Task directions:
Go through the listing beneath this task and return every line that carries the string "Forced".

Supplied records:
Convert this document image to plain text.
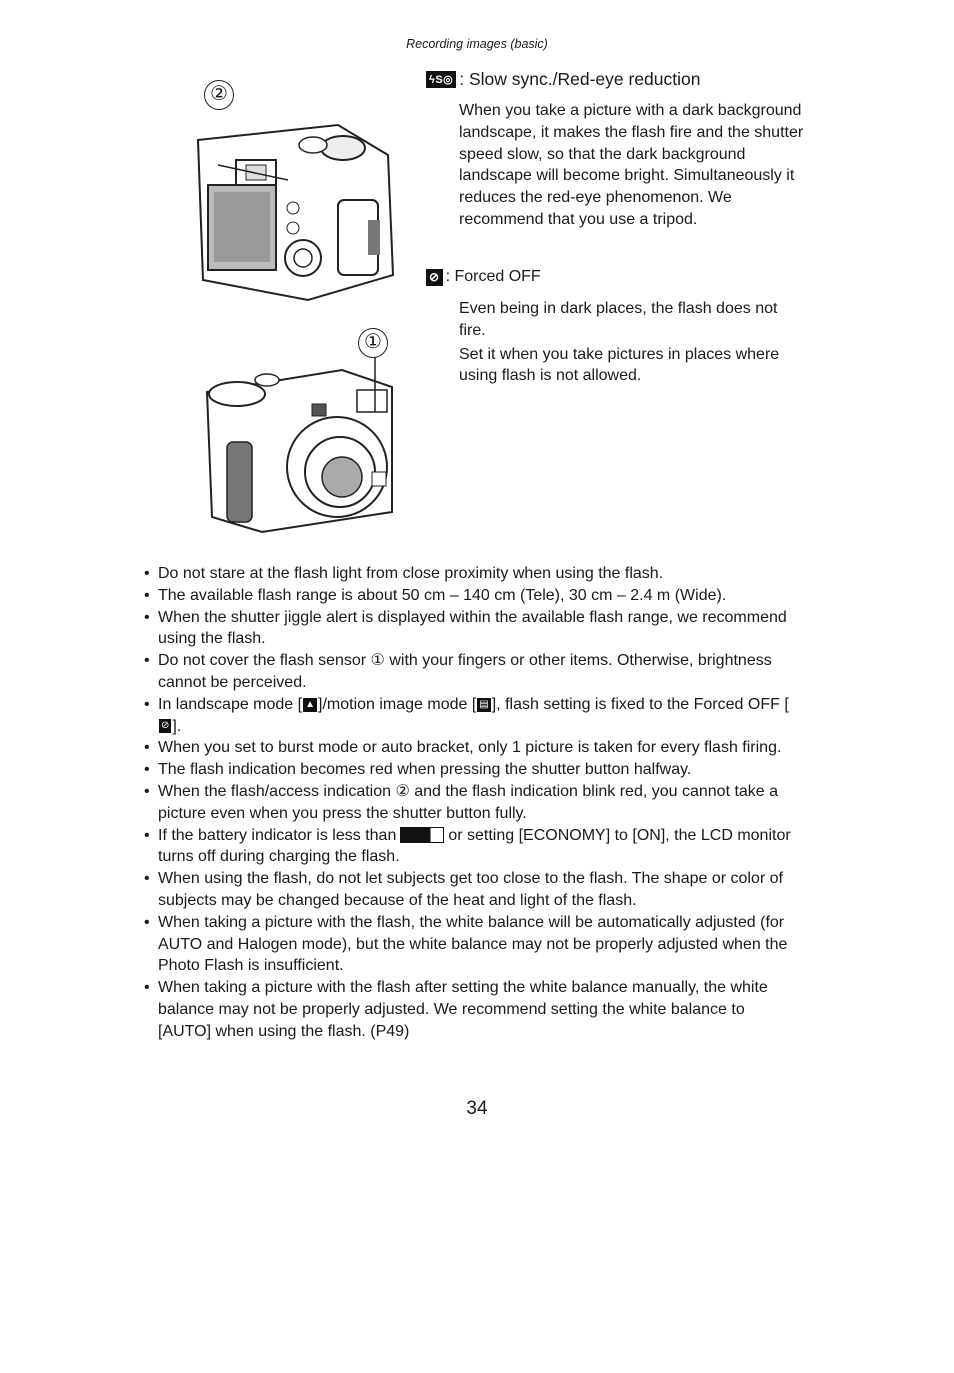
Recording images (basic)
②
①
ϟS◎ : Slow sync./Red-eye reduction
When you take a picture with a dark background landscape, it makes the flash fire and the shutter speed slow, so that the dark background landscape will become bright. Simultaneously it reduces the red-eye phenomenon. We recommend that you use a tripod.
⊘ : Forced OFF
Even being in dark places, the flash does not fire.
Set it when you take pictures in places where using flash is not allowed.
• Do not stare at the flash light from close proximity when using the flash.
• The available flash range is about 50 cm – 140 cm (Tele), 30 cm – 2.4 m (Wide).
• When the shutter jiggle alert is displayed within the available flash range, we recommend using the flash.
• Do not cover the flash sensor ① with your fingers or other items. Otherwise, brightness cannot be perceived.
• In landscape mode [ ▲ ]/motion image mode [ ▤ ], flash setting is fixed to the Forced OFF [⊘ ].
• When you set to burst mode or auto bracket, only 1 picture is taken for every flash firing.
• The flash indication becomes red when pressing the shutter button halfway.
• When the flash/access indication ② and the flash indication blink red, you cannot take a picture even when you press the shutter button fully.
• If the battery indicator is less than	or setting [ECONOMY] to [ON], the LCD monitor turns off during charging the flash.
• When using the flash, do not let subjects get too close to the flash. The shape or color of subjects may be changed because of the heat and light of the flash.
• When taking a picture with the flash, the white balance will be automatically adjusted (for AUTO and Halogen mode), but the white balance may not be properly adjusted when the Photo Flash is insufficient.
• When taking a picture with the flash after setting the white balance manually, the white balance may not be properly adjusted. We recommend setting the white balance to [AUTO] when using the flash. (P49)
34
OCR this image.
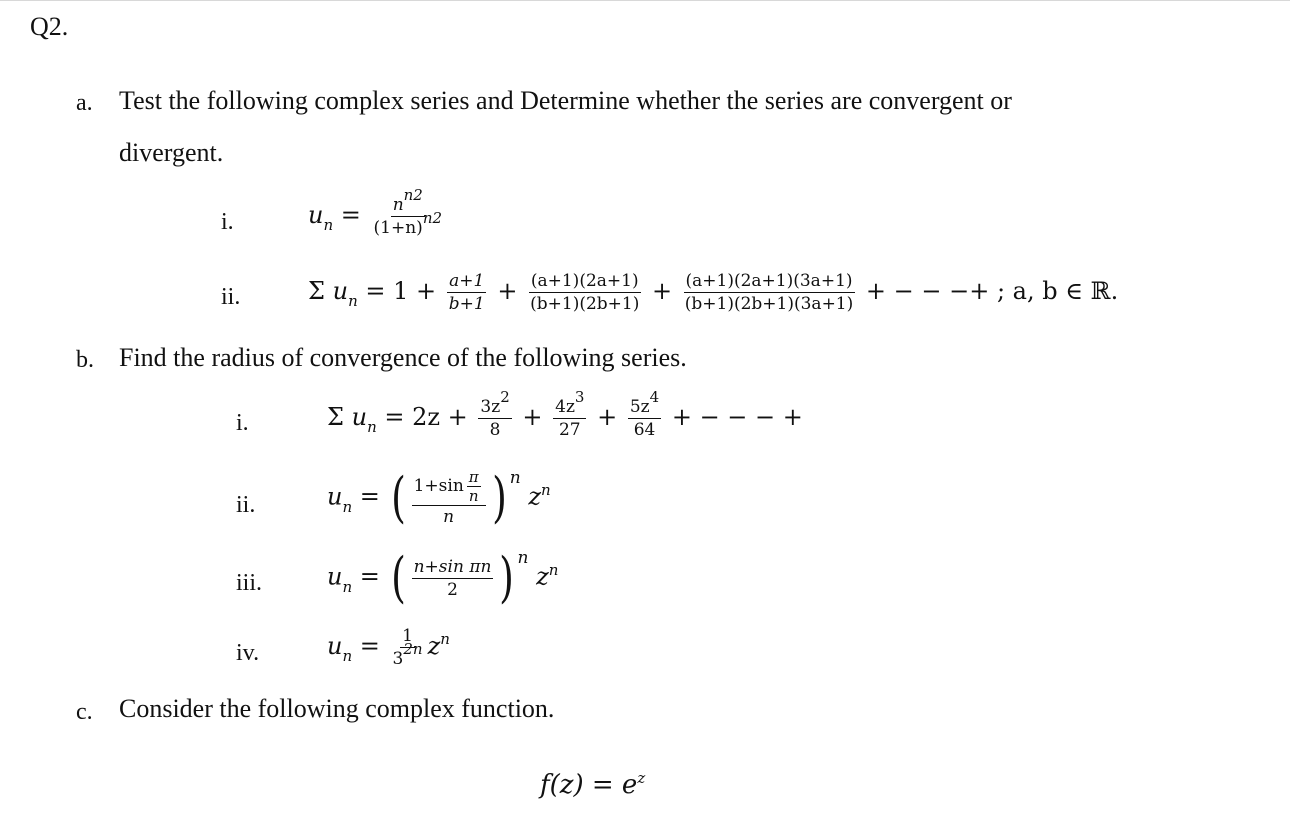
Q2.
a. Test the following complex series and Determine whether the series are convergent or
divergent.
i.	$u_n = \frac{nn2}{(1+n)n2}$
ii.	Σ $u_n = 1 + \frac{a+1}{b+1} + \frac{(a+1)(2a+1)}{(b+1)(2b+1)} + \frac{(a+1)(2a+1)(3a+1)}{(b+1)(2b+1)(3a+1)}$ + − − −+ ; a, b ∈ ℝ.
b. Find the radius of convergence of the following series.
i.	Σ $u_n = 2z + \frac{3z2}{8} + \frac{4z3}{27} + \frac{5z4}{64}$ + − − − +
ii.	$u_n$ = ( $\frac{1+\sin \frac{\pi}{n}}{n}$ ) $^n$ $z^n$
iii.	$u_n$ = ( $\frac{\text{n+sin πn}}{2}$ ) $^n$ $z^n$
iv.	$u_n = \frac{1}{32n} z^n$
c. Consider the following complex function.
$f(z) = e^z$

Result for this exercise:
⊘ : Forced OFF
• In landscape mode [ ▲ ]/motion image mode [ ▤ ], flash setting is fixed to the Forced OFF [⊘ ].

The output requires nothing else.